Source
Each week on the FACT Singles Club, a selection of our writers work their way through the new music of the week gone by.

This week, YG enlists white rappers against Donald Trump, Major Lazer recycle their winning formula and a vaporwave figurehead drops a nine-minute epic.

Plus, Desiigner shows he might be more than just a Future clone, Mykki Blanco airs her dirty laundry and Chuck D’s political supergroup beam in from 1994.


Major Lazer – Cold Water feat. Justin Bieber & MØ

Daniel Montesinos-Donaghy: This works fine as a bonus track for Purpose, effortlessly flitting into its Diplo-inspired mix of pop, R&B and world club sounds. There’s a hint of Afrobeats in here, a little more of that reggaeton lilt from ‘Sorry’, and it’s utterly fine. Which is why it’s a Major Lazer single instead of a Justin Bieber single. *Plays ‘I’ll Show You’ for the thousandth time and floats on blissfully* (6)

Exercise aim
Please rewrite the stretch of the Singles Club column from "Each week on" through "on blissfully* (6)", swapping "fine" for "solid" wherever it occurs.

Information supplied
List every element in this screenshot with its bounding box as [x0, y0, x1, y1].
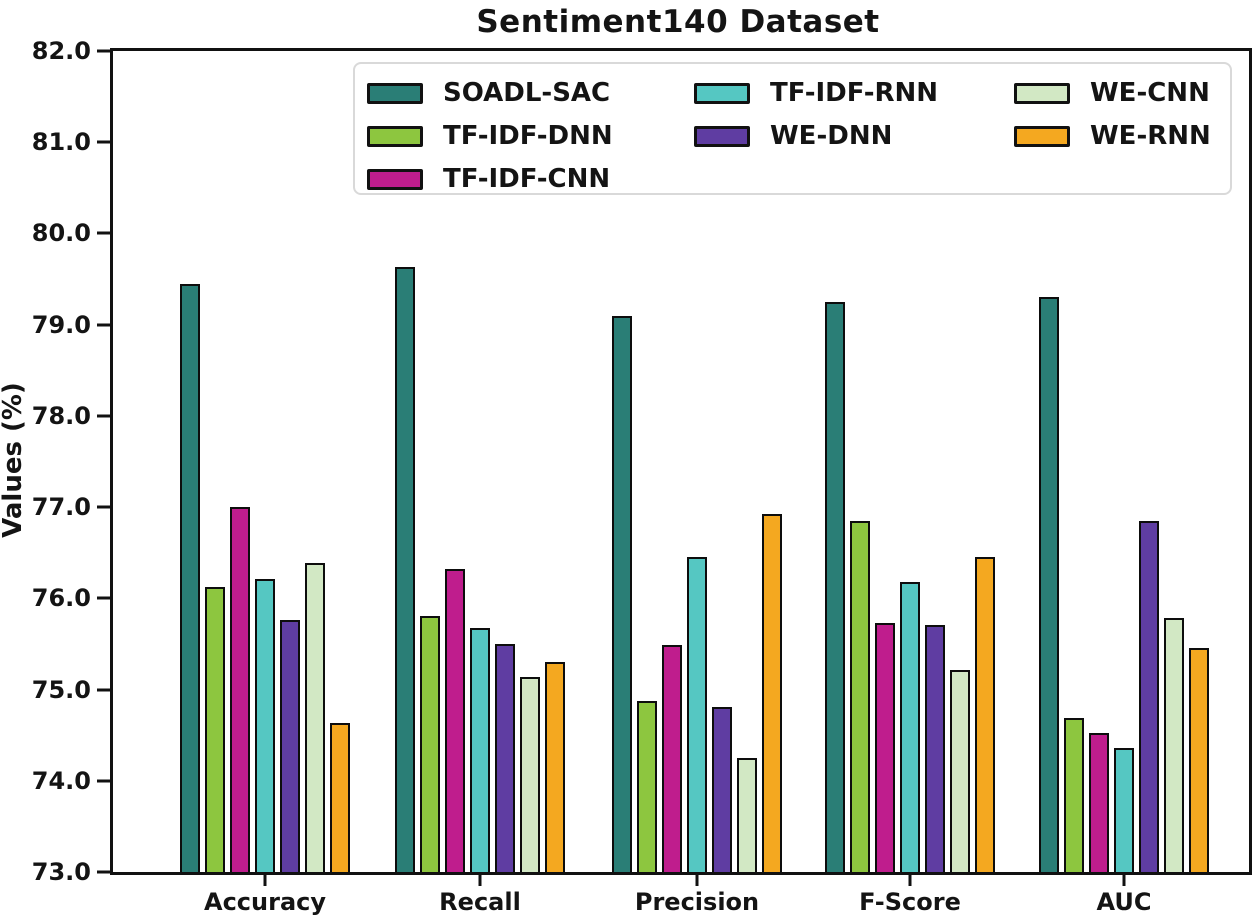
x-tick-mark [695, 875, 699, 886]
bar-we-cnn-recall [520, 676, 540, 872]
bar-group-f-score [825, 301, 995, 872]
y-tick-mark [97, 323, 110, 327]
y-tick-mark [97, 231, 110, 235]
legend-item-we-cnn: WE-CNN [1014, 78, 1210, 108]
legend-swatch-tf-idf-cnn [367, 168, 423, 190]
x-tick-label-recall: Recall [439, 888, 521, 916]
y-tick-label: 74.0 [31, 766, 91, 795]
bar-tf-idf-rnn-f-score [900, 581, 920, 872]
legend-swatch-soadl-sac [367, 82, 423, 104]
x-tick-label-auc: AUC [1096, 888, 1152, 916]
bar-we-cnn-f-score [950, 669, 970, 872]
y-tick-label: 76.0 [31, 584, 91, 613]
legend-item-tf-idf-cnn: TF-IDF-CNN [367, 164, 610, 194]
bar-we-dnn-accuracy [280, 620, 300, 872]
legend-label: SOADL-SAC [443, 78, 611, 108]
bar-tf-idf-dnn-auc [1064, 717, 1084, 872]
y-tick-label: 79.0 [31, 310, 91, 339]
bar-tf-idf-dnn-precision [637, 700, 657, 872]
y-tick-label: 73.0 [31, 858, 91, 886]
bar-we-cnn-auc [1164, 618, 1184, 872]
bar-soadl-sac-auc [1039, 297, 1059, 872]
bar-tf-idf-rnn-precision [687, 557, 707, 872]
legend-swatch-we-rnn [1014, 125, 1070, 147]
bar-group-precision [612, 315, 782, 872]
bar-we-dnn-auc [1139, 520, 1159, 872]
x-tick-label-f-score: F-Score [859, 888, 961, 916]
legend-swatch-tf-idf-rnn [694, 82, 750, 104]
y-tick-mark [97, 414, 110, 418]
y-tick-label: 82.0 [31, 37, 91, 65]
y-tick-mark [97, 596, 110, 600]
legend-label: TF-IDF-RNN [770, 78, 939, 108]
x-tick-label-precision: Precision [634, 888, 760, 916]
bar-group-recall [395, 267, 565, 872]
y-tick-mark [97, 49, 110, 53]
y-tick-label: 81.0 [31, 128, 91, 157]
bar-tf-idf-rnn-recall [470, 627, 490, 872]
legend-item-tf-idf-dnn: TF-IDF-DNN [367, 121, 613, 151]
bar-soadl-sac-accuracy [180, 283, 200, 872]
y-tick-mark [97, 870, 110, 874]
legend-label: WE-RNN [1090, 121, 1211, 151]
legend-item-we-rnn: WE-RNN [1014, 121, 1211, 151]
bar-tf-idf-cnn-f-score [875, 622, 895, 872]
bar-we-cnn-precision [737, 757, 757, 872]
bar-we-dnn-f-score [925, 624, 945, 872]
bar-tf-idf-rnn-accuracy [255, 579, 275, 872]
x-tick-mark [908, 875, 912, 886]
legend-swatch-we-dnn [694, 125, 750, 147]
x-tick-mark [1122, 875, 1126, 886]
x-tick-label-accuracy: Accuracy [203, 888, 327, 916]
bar-we-rnn-recall [545, 662, 565, 872]
y-tick-mark [97, 505, 110, 509]
bar-tf-idf-dnn-f-score [850, 520, 870, 872]
bar-we-rnn-precision [762, 513, 782, 872]
bar-tf-idf-cnn-auc [1089, 733, 1109, 872]
bar-tf-idf-cnn-precision [662, 644, 682, 872]
bar-soadl-sac-recall [395, 267, 415, 872]
x-tick-mark [263, 875, 267, 886]
legend-item-we-dnn: WE-DNN [694, 121, 892, 151]
legend-label: TF-IDF-CNN [443, 164, 611, 194]
bar-we-rnn-f-score [975, 557, 995, 872]
bar-soadl-sac-precision [612, 315, 632, 872]
bar-tf-idf-dnn-recall [420, 615, 440, 872]
legend-swatch-tf-idf-dnn [367, 125, 423, 147]
bar-we-cnn-accuracy [305, 562, 325, 872]
bar-we-rnn-accuracy [330, 723, 350, 872]
legend: SOADL-SAC TF-IDF-DNN TF-IDF-CNN TF-IDF-RNN W… [353, 62, 1232, 195]
legend-label: TF-IDF-DNN [443, 121, 613, 151]
y-tick-label: 77.0 [31, 493, 91, 522]
bar-tf-idf-cnn-accuracy [230, 507, 250, 872]
y-tick-label: 75.0 [31, 675, 91, 704]
y-tick-mark [97, 779, 110, 783]
legend-label: WE-CNN [1090, 78, 1210, 108]
chart-title: Sentiment140 Dataset [476, 4, 880, 40]
bar-tf-idf-rnn-auc [1114, 747, 1134, 872]
y-tick-label: 78.0 [31, 401, 91, 430]
y-tick-mark [97, 688, 110, 692]
legend-item-tf-idf-rnn: TF-IDF-RNN [694, 78, 938, 108]
bar-soadl-sac-f-score [825, 301, 845, 872]
bar-tf-idf-dnn-accuracy [205, 587, 225, 872]
bar-we-rnn-auc [1189, 647, 1209, 872]
legend-label: WE-DNN [770, 121, 893, 151]
x-tick-mark [478, 875, 482, 886]
legend-swatch-we-cnn [1014, 82, 1070, 104]
legend-item-soadl-sac: SOADL-SAC [367, 78, 610, 108]
y-tick-mark [97, 140, 110, 144]
bar-tf-idf-cnn-recall [445, 569, 465, 872]
bar-we-dnn-recall [495, 643, 515, 872]
bar-group-auc [1039, 297, 1209, 872]
y-axis-label: Values (%) [0, 382, 28, 538]
bar-group-accuracy [180, 283, 350, 872]
y-tick-label: 80.0 [31, 219, 91, 248]
bar-we-dnn-precision [712, 706, 732, 872]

Exercise output
Each week on the FACT Singles Club, a selection of our writers work their way through the new music of the week gone by.

This week, YG enlists white rappers against Donald Trump, Major Lazer recycle their winning formula and a vaporwave figurehead drops a nine-minute epic.

Plus, Desiigner shows he might be more than just a Future clone, Mykki Blanco airs her dirty laundry and Chuck D’s political supergroup beam in from 1994.


Major Lazer – Cold Water feat. Justin Bieber & MØ

Daniel Montesinos-Donaghy: This works solid as a bonus track for Purpose, effortlessly flitting into its Diplo-inspired mix of pop, R&B and world club sounds. There’s a hint of Afrobeats in here, a little more of that reggaeton lilt from ‘Sorry’, and it’s utterly solid. Which is why it’s a Major Lazer single instead of a Justin Bieber single. *Plays ‘I’ll Show You’ for the thousandth time and floats on blissfully* (6)